Exercise goal -> In the data below, find every line with the string "name" and pull it out.

Extracted data ->

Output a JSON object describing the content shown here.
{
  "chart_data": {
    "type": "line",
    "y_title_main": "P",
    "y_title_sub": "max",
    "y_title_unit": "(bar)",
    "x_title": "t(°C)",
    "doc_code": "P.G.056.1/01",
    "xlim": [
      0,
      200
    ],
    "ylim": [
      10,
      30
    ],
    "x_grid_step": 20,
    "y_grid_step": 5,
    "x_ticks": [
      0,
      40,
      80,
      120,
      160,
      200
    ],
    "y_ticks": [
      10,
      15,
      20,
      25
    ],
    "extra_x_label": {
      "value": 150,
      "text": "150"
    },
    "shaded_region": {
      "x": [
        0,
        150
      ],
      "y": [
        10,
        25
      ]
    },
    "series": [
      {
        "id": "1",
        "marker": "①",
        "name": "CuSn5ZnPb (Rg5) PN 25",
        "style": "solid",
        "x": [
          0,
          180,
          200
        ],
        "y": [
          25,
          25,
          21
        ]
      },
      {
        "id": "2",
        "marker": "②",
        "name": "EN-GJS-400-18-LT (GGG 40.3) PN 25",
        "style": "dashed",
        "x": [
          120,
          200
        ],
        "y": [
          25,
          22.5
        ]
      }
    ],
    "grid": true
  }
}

* * *

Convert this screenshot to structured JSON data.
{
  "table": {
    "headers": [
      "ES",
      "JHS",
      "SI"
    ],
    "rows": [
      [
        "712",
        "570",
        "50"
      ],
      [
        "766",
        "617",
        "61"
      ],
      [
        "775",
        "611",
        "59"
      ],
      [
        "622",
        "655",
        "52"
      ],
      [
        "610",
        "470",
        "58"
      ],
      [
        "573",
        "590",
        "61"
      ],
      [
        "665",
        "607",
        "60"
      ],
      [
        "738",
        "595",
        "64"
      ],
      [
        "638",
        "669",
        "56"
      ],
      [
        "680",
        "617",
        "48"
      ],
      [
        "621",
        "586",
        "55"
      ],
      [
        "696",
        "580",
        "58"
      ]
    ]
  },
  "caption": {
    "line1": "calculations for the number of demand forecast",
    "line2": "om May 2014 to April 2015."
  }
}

Answer for this exercise ->
        "name": "CuSn5ZnPb (Rg5) PN 25",
        "name": "EN-GJS-400-18-LT (GGG 40.3) PN 25",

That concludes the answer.